— SET PROBLEM —
Search the material for "image" and show all lines that contain it.

[DATA SHOWN start]

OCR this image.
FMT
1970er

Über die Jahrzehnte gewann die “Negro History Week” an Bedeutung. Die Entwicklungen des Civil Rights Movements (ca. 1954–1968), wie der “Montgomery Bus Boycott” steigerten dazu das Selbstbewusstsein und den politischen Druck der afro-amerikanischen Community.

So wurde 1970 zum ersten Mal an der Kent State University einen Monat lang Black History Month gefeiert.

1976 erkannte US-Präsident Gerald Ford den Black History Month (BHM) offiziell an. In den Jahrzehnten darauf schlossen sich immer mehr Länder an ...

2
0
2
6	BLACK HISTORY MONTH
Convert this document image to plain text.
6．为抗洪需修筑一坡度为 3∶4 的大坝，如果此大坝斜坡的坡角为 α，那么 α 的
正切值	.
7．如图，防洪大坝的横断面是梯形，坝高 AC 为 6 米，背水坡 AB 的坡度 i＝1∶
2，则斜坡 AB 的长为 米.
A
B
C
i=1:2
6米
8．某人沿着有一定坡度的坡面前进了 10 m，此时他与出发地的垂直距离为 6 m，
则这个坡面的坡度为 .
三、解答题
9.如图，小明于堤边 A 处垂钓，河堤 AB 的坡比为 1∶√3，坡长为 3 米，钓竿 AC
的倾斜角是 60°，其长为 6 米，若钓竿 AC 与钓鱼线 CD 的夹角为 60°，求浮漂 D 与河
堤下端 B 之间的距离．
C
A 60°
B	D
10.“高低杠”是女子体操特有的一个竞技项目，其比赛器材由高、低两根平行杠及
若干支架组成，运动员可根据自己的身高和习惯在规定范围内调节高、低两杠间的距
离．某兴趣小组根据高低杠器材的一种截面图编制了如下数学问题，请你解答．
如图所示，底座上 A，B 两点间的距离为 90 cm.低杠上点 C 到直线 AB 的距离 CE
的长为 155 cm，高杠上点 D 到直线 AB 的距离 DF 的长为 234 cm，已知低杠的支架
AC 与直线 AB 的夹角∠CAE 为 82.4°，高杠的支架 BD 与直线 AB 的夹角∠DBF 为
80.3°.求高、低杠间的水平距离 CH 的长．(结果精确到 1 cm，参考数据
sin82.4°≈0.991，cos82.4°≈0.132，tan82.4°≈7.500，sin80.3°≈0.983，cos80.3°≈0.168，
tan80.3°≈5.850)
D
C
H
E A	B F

[DATA SHOWN end]

— RESPONSE TO THE EXERCISE —
OCR this image.
Convert this document image to plain text.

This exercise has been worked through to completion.